BEGIN DATA LISTING

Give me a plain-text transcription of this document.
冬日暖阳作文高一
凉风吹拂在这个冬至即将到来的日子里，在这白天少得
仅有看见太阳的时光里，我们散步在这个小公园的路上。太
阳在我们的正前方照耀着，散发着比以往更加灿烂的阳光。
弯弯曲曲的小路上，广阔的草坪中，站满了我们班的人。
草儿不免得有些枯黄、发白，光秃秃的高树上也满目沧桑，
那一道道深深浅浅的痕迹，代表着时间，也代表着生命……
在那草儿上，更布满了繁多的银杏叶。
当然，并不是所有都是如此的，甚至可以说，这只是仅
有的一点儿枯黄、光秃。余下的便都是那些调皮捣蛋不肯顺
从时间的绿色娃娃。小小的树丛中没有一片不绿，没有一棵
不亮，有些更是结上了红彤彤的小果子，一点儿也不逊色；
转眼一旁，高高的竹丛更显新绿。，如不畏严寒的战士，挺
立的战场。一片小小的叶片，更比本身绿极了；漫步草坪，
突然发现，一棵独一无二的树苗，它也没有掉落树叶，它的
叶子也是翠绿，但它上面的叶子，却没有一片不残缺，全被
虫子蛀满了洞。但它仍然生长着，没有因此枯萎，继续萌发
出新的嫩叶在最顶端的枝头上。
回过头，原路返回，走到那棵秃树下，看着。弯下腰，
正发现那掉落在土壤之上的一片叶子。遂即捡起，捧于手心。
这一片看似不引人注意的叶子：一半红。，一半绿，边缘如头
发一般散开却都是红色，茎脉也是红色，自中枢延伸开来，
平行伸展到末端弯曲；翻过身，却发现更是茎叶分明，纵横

END DATA LISTING

All entries shown above should be printed again exactly.

*SOLUTION*
Give me a plain-text transcription of this document.
冬日暖阳作文高一
凉风吹拂在这个冬至即将到来的日子里，在这白天少得
仅有看见太阳的时光里，我们散步在这个小公园的路上。太
阳在我们的正前方照耀着，散发着比以往更加灿烂的阳光。
弯弯曲曲的小路上，广阔的草坪中，站满了我们班的人。
草儿不免得有些枯黄、发白，光秃秃的高树上也满目沧桑，
那一道道深深浅浅的痕迹，代表着时间，也代表着生命……
在那草儿上，更布满了繁多的银杏叶。
当然，并不是所有都是如此的，甚至可以说，这只是仅
有的一点儿枯黄、光秃。余下的便都是那些调皮捣蛋不肯顺
从时间的绿色娃娃。小小的树丛中没有一片不绿，没有一棵
不亮，有些更是结上了红彤彤的小果子，一点儿也不逊色；
转眼一旁，高高的竹丛更显新绿。，如不畏严寒的战士，挺
立的战场。一片小小的叶片，更比本身绿极了；漫步草坪，
突然发现，一棵独一无二的树苗，它也没有掉落树叶，它的
叶子也是翠绿，但它上面的叶子，却没有一片不残缺，全被
虫子蛀满了洞。但它仍然生长着，没有因此枯萎，继续萌发
出新的嫩叶在最顶端的枝头上。
回过头，原路返回，走到那棵秃树下，看着。弯下腰，
正发现那掉落在土壤之上的一片叶子。遂即捡起，捧于手心。
这一片看似不引人注意的叶子：一半红。，一半绿，边缘如头
发一般散开却都是红色，茎脉也是红色，自中枢延伸开来，
平行伸展到末端弯曲；翻过身，却发现更是茎叶分明，纵横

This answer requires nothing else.